WORK REQUIRED. Each entry below should be echoed exactly, with pictures omitted.

**** PROVIDED MATERIAL ****

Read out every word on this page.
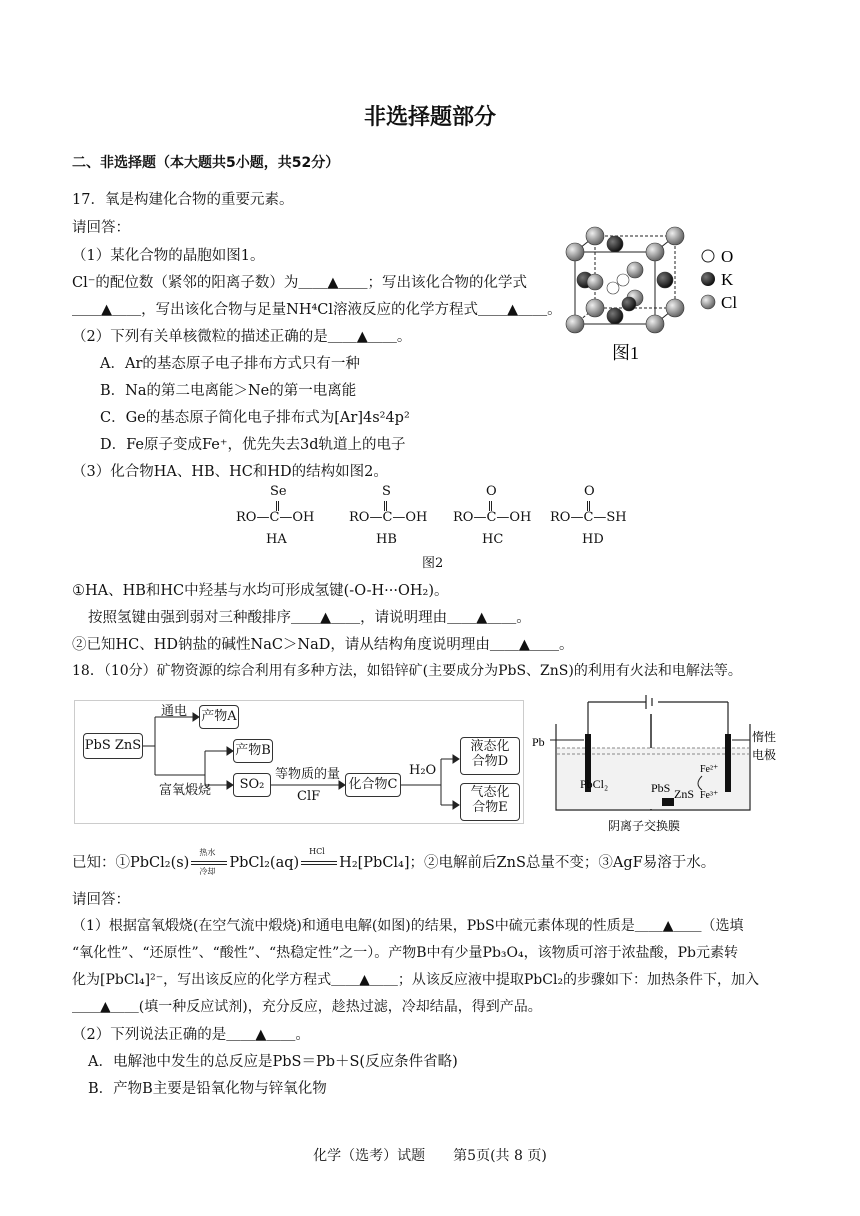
非选择题部分
二、非选择题（本大题共5小题，共52分）
17．氧是构建化合物的重要元素。
请回答：
（1）某化合物的晶胞如图1。
Cl⁻的配位数（紧邻的阳离子数）为＿＿▲＿＿；写出该化合物的化学式
＿＿▲＿＿，写出该化合物与足量NH⁴Cl溶液反应的化学方程式＿＿▲＿＿。
（2）下列有关单核微粒的描述正确的是＿＿▲＿＿。
A．Ar的基态原子电子排布方式只有一种
B．Na的第二电离能＞Ne的第一电离能
C．Ge的基态原子简化电子排布式为[Ar]4s²4p²
D．Fe原子变成Fe⁺，优先失去3d轨道上的电子
（3）化合物HA、HB、HC和HD的结构如图2。
O
K
Cl
图1
Se
RO—C—OH
HA
S
RO—C—OH
HB
O
RO—C—OH
HC
O
RO—C—SH
HD
图2
①HA、HB和HC中羟基与水均可形成氢键(-O-H···OH₂)。
按照氢键由强到弱对三种酸排序＿＿▲＿＿，请说明理由＿＿▲＿＿。
②已知HC、HD钠盐的碱性NaC＞NaD，请从结构角度说明理由＿＿▲＿＿。
18．（10分）矿物资源的综合利用有多种方法，如铅锌矿(主要成分为PbS、ZnS)的利用有火法和电解法等。
PbS ZnS
通电 产物A
富氧煅烧
产物B
SO₂
等物质的量
ClF
化合物C
H₂O
液态化合物D
气态化合物E
Pb	惰性
电极
PbCl₂	PbS ZnS
Fe²⁺
Fe³⁺
阴离子交换膜
已知：①PbCl₂(s)
热水
冷却
PbCl₂(aq)
HCl
H₂[PbCl₄]；②电解前后ZnS总量不变；③AgF易溶于水。
请回答：
（1）根据富氧煅烧(在空气流中煅烧)和通电电解(如图)的结果，PbS中硫元素体现的性质是＿＿▲＿＿（选填
“氧化性”、“还原性”、“酸性”、“热稳定性”之一）。产物B中有少量Pb₃O₄，该物质可溶于浓盐酸，Pb元素转
化为[PbCl₄]²⁻，写出该反应的化学方程式＿＿▲＿＿；从该反应液中提取PbCl₂的步骤如下：加热条件下，加入
＿＿▲＿＿(填一种反应试剂)，充分反应，趁热过滤，冷却结晶，得到产品。
（2）下列说法正确的是＿＿▲＿＿。
A．电解池中发生的总反应是PbS＝Pb＋S(反应条件省略)
B．产物B主要是铅氧化物与锌氧化物
化学（选考）试题　　第5页(共 8 页)
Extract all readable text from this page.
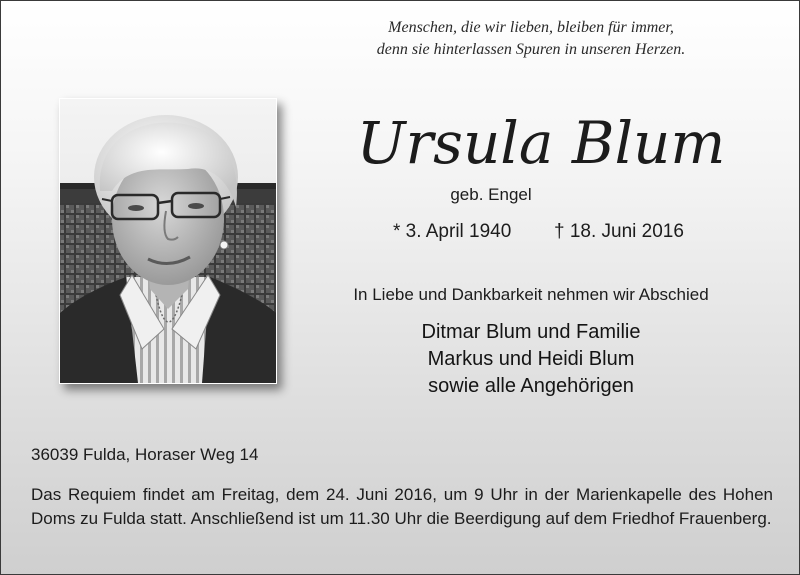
Menschen, die wir lieben, bleiben für immer,
denn sie hinterlassen Spuren in unseren Herzen.
Ursula Blum
geb. Engel
* 3. April 1940 † 18. Juni 2016
In Liebe und Dankbarkeit nehmen wir Abschied
Ditmar Blum und Familie
Markus und Heidi Blum
sowie alle Angehörigen
36039 Fulda, Horaser Weg 14
Das Requiem findet am Freitag, dem 24. Juni 2016, um 9 Uhr in der Marienkapelle des Hohen Doms zu Fulda statt. Anschließend ist um 11.30 Uhr die Beerdigung auf dem Friedhof Frauenberg.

****

RIGHT ANSWER.
Read out every word on this page.
非选择题部分
二、非选择题（本大题共5小题，共52分）
17．氧是构建化合物的重要元素。
请回答：
（1）某化合物的晶胞如图1。
Cl⁻的配位数（紧邻的阳离子数）为＿＿▲＿＿；写出该化合物的化学式
＿＿▲＿＿，写出该化合物与足量NH⁴Cl溶液反应的化学方程式＿＿▲＿＿。
（2）下列有关单核微粒的描述正确的是＿＿▲＿＿。
A．Ar的基态原子电子排布方式只有一种
B．Na的第二电离能＞Ne的第一电离能
C．Ge的基态原子简化电子排布式为[Ar]4s²4p²
D．Fe原子变成Fe⁺，优先失去3d轨道上的电子
（3）化合物HA、HB、HC和HD的结构如图2。
O
K
Cl
图1
Se
RO—C—OH
HA
S
RO—C—OH
HB
O
RO—C—OH
HC
O
RO—C—SH
HD
图2
①HA、HB和HC中羟基与水均可形成氢键(-O-H···OH₂)。
按照氢键由强到弱对三种酸排序＿＿▲＿＿，请说明理由＿＿▲＿＿。
②已知HC、HD钠盐的碱性NaC＞NaD，请从结构角度说明理由＿＿▲＿＿。
18．（10分）矿物资源的综合利用有多种方法，如铅锌矿(主要成分为PbS、ZnS)的利用有火法和电解法等。
PbS ZnS
通电 产物A
富氧煅烧
产物B
SO₂
等物质的量
ClF
化合物C
H₂O
液态化合物D
气态化合物E
Pb	惰性
电极
PbCl₂	PbS ZnS
Fe²⁺
Fe³⁺
阴离子交换膜
已知：①PbCl₂(s)
热水
冷却
PbCl₂(aq)
HCl
H₂[PbCl₄]；②电解前后ZnS总量不变；③AgF易溶于水。
请回答：
（1）根据富氧煅烧(在空气流中煅烧)和通电电解(如图)的结果，PbS中硫元素体现的性质是＿＿▲＿＿（选填
“氧化性”、“还原性”、“酸性”、“热稳定性”之一）。产物B中有少量Pb₃O₄，该物质可溶于浓盐酸，Pb元素转
化为[PbCl₄]²⁻，写出该反应的化学方程式＿＿▲＿＿；从该反应液中提取PbCl₂的步骤如下：加热条件下，加入
＿＿▲＿＿(填一种反应试剂)，充分反应，趁热过滤，冷却结晶，得到产品。
（2）下列说法正确的是＿＿▲＿＿。
A．电解池中发生的总反应是PbS＝Pb＋S(反应条件省略)
B．产物B主要是铅氧化物与锌氧化物
化学（选考）试题　　第5页(共 8 页)
Extract all readable text from this page.
Menschen, die wir lieben, bleiben für immer,
denn sie hinterlassen Spuren in unseren Herzen.
Ursula Blum
geb. Engel
* 3. April 1940 † 18. Juni 2016
In Liebe und Dankbarkeit nehmen wir Abschied
Ditmar Blum und Familie
Markus und Heidi Blum
sowie alle Angehörigen
36039 Fulda, Horaser Weg 14
Das Requiem findet am Freitag, dem 24. Juni 2016, um 9 Uhr in der Marienkapelle des Hohen Doms zu Fulda statt. Anschließend ist um 11.30 Uhr die Beerdigung auf dem Friedhof Frauenberg.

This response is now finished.